(Dataset rows)

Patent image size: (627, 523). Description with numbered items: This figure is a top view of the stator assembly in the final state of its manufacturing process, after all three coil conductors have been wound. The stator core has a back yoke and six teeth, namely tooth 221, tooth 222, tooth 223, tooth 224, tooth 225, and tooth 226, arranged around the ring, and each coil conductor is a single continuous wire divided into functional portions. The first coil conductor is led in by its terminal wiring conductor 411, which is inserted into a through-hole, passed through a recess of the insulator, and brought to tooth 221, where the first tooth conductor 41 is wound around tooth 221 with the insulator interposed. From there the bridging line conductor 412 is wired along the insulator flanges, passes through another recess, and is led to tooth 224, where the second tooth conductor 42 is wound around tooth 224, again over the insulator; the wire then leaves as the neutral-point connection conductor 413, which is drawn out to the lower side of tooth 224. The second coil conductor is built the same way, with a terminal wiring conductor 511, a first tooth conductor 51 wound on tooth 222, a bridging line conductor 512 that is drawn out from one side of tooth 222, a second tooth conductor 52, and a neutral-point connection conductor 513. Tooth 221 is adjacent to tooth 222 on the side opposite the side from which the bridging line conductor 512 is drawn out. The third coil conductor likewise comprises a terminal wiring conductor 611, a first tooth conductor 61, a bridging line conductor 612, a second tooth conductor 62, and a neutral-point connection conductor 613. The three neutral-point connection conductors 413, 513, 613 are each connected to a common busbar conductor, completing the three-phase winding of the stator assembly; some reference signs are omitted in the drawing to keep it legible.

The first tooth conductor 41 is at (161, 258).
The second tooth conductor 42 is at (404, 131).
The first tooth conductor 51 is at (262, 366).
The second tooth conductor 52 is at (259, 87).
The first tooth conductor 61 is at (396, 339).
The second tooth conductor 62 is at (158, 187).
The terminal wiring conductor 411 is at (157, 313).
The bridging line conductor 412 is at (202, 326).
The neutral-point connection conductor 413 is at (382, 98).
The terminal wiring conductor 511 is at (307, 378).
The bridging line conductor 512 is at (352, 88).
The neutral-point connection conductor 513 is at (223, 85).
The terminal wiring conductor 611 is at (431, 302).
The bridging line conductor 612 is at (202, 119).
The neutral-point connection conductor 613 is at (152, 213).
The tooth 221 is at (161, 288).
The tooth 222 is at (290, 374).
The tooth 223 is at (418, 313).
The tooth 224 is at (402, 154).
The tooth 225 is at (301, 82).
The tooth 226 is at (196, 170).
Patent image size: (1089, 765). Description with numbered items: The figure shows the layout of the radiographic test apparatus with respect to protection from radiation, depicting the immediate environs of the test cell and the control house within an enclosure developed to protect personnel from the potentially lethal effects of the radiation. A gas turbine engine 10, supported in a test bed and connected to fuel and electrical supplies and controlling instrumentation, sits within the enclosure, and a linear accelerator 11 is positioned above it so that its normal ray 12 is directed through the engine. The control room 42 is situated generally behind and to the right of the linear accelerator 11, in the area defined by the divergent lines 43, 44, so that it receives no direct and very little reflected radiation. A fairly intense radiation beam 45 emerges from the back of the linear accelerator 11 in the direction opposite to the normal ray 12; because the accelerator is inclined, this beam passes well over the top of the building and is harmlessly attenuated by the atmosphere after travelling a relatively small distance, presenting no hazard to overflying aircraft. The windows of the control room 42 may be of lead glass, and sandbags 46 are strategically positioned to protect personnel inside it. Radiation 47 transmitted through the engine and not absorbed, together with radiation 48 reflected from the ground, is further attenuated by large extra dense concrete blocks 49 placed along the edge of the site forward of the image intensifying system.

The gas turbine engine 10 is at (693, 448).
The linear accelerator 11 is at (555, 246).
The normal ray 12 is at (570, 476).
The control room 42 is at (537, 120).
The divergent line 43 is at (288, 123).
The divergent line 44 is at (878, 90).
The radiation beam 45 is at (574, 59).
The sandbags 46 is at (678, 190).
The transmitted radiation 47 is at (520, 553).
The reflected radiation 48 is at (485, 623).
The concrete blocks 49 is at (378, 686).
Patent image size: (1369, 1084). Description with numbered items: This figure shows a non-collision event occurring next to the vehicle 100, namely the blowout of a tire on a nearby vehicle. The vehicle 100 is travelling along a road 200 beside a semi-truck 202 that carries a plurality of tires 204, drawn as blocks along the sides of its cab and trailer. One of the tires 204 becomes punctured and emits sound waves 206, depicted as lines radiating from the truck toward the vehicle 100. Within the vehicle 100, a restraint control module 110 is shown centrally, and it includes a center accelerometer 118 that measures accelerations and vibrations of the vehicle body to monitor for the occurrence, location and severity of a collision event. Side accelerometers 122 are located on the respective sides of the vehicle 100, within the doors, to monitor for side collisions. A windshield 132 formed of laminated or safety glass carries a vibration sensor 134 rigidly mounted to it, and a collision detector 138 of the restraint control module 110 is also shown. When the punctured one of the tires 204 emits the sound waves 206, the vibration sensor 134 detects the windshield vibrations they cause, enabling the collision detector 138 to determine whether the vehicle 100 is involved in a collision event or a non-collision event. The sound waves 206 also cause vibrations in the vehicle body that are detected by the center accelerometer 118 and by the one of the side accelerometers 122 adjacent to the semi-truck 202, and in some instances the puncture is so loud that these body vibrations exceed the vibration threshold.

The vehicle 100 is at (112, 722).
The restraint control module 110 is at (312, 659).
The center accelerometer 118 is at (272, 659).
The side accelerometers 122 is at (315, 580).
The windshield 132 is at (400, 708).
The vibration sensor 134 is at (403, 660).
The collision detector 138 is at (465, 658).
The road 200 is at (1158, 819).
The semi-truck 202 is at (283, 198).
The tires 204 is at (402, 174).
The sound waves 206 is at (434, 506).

◆ Instructions to follow ◆
Copy each of these items word for word, all of them.

◆ Result for this task ◆
Patent image size: (627, 523). Description with numbered items: This figure is a top view of the stator assembly in the final state of its manufacturing process, after all three coil conductors have been wound. The stator core has a back yoke and six teeth, namely tooth 221, tooth 222, tooth 223, tooth 224, tooth 225, and tooth 226, arranged around the ring, and each coil conductor is a single continuous wire divided into functional portions. The first coil conductor is led in by its terminal wiring conductor 411, which is inserted into a through-hole, passed through a recess of the insulator, and brought to tooth 221, where the first tooth conductor 41 is wound around tooth 221 with the insulator interposed. From there the bridging line conductor 412 is wired along the insulator flanges, passes through another recess, and is led to tooth 224, where the second tooth conductor 42 is wound around tooth 224, again over the insulator; the wire then leaves as the neutral-point connection conductor 413, which is drawn out to the lower side of tooth 224. The second coil conductor is built the same way, with a terminal wiring conductor 511, a first tooth conductor 51 wound on tooth 222, a bridging line conductor 512 that is drawn out from one side of tooth 222, a second tooth conductor 52, and a neutral-point connection conductor 513. Tooth 221 is adjacent to tooth 222 on the side opposite the side from which the bridging line conductor 512 is drawn out. The third coil conductor likewise comprises a terminal wiring conductor 611, a first tooth conductor 61, a bridging line conductor 612, a second tooth conductor 62, and a neutral-point connection conductor 613. The three neutral-point connection conductors 413, 513, 613 are each connected to a common busbar conductor, completing the three-phase winding of the stator assembly; some reference signs are omitted in the drawing to keep it legible.

The first tooth conductor 41 is at (161, 258).
The second tooth conductor 42 is at (404, 131).
The first tooth conductor 51 is at (262, 366).
The second tooth conductor 52 is at (259, 87).
The first tooth conductor 61 is at (396, 339).
The second tooth conductor 62 is at (158, 187).
The terminal wiring conductor 411 is at (157, 313).
The bridging line conductor 412 is at (202, 326).
The neutral-point connection conductor 413 is at (382, 98).
The terminal wiring conductor 511 is at (307, 378).
The bridging line conductor 512 is at (352, 88).
The neutral-point connection conductor 513 is at (223, 85).
The terminal wiring conductor 611 is at (431, 302).
The bridging line conductor 612 is at (202, 119).
The neutral-point connection conductor 613 is at (152, 213).
The tooth 221 is at (161, 288).
The tooth 222 is at (290, 374).
The tooth 223 is at (418, 313).
The tooth 224 is at (402, 154).
The tooth 225 is at (301, 82).
The tooth 226 is at (196, 170).
Patent image size: (1089, 765). Description with numbered items: The figure shows the layout of the radiographic test apparatus with respect to protection from radiation, depicting the immediate environs of the test cell and the control house within an enclosure developed to protect personnel from the potentially lethal effects of the radiation. A gas turbine engine 10, supported in a test bed and connected to fuel and electrical supplies and controlling instrumentation, sits within the enclosure, and a linear accelerator 11 is positioned above it so that its normal ray 12 is directed through the engine. The control room 42 is situated generally behind and to the right of the linear accelerator 11, in the area defined by the divergent lines 43, 44, so that it receives no direct and very little reflected radiation. A fairly intense radiation beam 45 emerges from the back of the linear accelerator 11 in the direction opposite to the normal ray 12; because the accelerator is inclined, this beam passes well over the top of the building and is harmlessly attenuated by the atmosphere after travelling a relatively small distance, presenting no hazard to overflying aircraft. The windows of the control room 42 may be of lead glass, and sandbags 46 are strategically positioned to protect personnel inside it. Radiation 47 transmitted through the engine and not absorbed, together with radiation 48 reflected from the ground, is further attenuated by large extra dense concrete blocks 49 placed along the edge of the site forward of the image intensifying system.

The gas turbine engine 10 is at (693, 448).
The linear accelerator 11 is at (555, 246).
The normal ray 12 is at (570, 476).
The control room 42 is at (537, 120).
The divergent line 43 is at (288, 123).
The divergent line 44 is at (878, 90).
The radiation beam 45 is at (574, 59).
The sandbags 46 is at (678, 190).
The transmitted radiation 47 is at (520, 553).
The reflected radiation 48 is at (485, 623).
The concrete blocks 49 is at (378, 686).
Patent image size: (1369, 1084). Description with numbered items: This figure shows a non-collision event occurring next to the vehicle 100, namely the blowout of a tire on a nearby vehicle. The vehicle 100 is travelling along a road 200 beside a semi-truck 202 that carries a plurality of tires 204, drawn as blocks along the sides of its cab and trailer. One of the tires 204 becomes punctured and emits sound waves 206, depicted as lines radiating from the truck toward the vehicle 100. Within the vehicle 100, a restraint control module 110 is shown centrally, and it includes a center accelerometer 118 that measures accelerations and vibrations of the vehicle body to monitor for the occurrence, location and severity of a collision event. Side accelerometers 122 are located on the respective sides of the vehicle 100, within the doors, to monitor for side collisions. A windshield 132 formed of laminated or safety glass carries a vibration sensor 134 rigidly mounted to it, and a collision detector 138 of the restraint control module 110 is also shown. When the punctured one of the tires 204 emits the sound waves 206, the vibration sensor 134 detects the windshield vibrations they cause, enabling the collision detector 138 to determine whether the vehicle 100 is involved in a collision event or a non-collision event. The sound waves 206 also cause vibrations in the vehicle body that are detected by the center accelerometer 118 and by the one of the side accelerometers 122 adjacent to the semi-truck 202, and in some instances the puncture is so loud that these body vibrations exceed the vibration threshold.

The vehicle 100 is at (112, 722).
The restraint control module 110 is at (312, 659).
The center accelerometer 118 is at (272, 659).
The side accelerometers 122 is at (315, 580).
The windshield 132 is at (400, 708).
The vibration sensor 134 is at (403, 660).
The collision detector 138 is at (465, 658).
The road 200 is at (1158, 819).
The semi-truck 202 is at (283, 198).
The tires 204 is at (402, 174).
The sound waves 206 is at (434, 506).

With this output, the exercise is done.